___ QUOTED PASSAGE
# How many independent components

1. May 25, 2006

### Ratzinger

How many independent components are there to describe the EM field?

The six in the field tensor, the four in 4-vector potential or the two when Coulomb gauge is being used?

thanks

2. May 25, 2006

### marlon

Well, strictly speaking you need the three components of the vector potential and the one component of the scalar potential. So 4 components in total. One can calculate both E and B from these components. The gauges (Coulomb, Lorentz-) are used because the scalar and vector potentials are not unique. The EM field tensor has six components (3 from E and 3 from B) but to get all E and B components, we need the 4 components mentioned above.

regards
marlon

3. May 25, 2006

### lalbatros

Ratzinger,

What do you mean by "independent components" ?

I could imagine this would mean "not linked by a (differential) equation", but this is not very clear.

Another point a view: the fields are completely determined by their sources. These are the 4 components of the current: spatial current and charge. There is one constraint on the source field because of charge conservation: this gives 3 "degrees of freedom" for the sources. Therefore I guess there are 3 "independent components" for the fields too.

In other words: you can choose 3 arbitrary functions of the coordinates (x0=t,x1,x2,x3) to define all kind of possibles sources over space and time. From this you can get all kinds of possible fields. This means "3 degrees of freedom", considering that 1 degree of freedom means one function in space-time f(t,x1,x2,x3). ... And a degree of freedom, this is what I would like to call an independent component ... is that acceptable?
______
**PROBLEMS TO WORK ON**
- A) In the forum thread, how many components does marlon say the EM field tensor has?
- B) Gather every line of the records that contains the string "Xinjiang". Case counts.
___ LISTED ENTRIES
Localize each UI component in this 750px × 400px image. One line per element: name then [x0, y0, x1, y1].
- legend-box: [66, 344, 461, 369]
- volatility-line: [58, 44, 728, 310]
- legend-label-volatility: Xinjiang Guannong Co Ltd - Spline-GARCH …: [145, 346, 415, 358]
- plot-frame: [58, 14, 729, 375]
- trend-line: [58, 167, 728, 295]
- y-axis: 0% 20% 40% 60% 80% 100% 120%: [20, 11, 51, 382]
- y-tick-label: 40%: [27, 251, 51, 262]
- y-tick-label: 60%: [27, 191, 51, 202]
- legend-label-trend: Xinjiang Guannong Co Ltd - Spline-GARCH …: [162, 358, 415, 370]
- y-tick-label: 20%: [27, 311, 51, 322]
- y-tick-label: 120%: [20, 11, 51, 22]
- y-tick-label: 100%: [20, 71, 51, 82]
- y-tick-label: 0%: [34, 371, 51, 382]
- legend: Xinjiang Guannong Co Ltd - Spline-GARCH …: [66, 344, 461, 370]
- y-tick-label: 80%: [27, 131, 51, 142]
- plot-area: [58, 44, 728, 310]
______
**SOLUTIONS FOR EACH TASK**
- A) Six: three from E and three from B.

- B)
- legend-label-volatility: Xinjiang Guannong Co Ltd - Spline-GARCH …: [145, 346, 415, 358]
- legend-label-trend: Xinjiang Guannong Co Ltd - Spline-GARCH …: [162, 358, 415, 370]
- legend: Xinjiang Guannong Co Ltd - Spline-GARCH …: [66, 344, 461, 370]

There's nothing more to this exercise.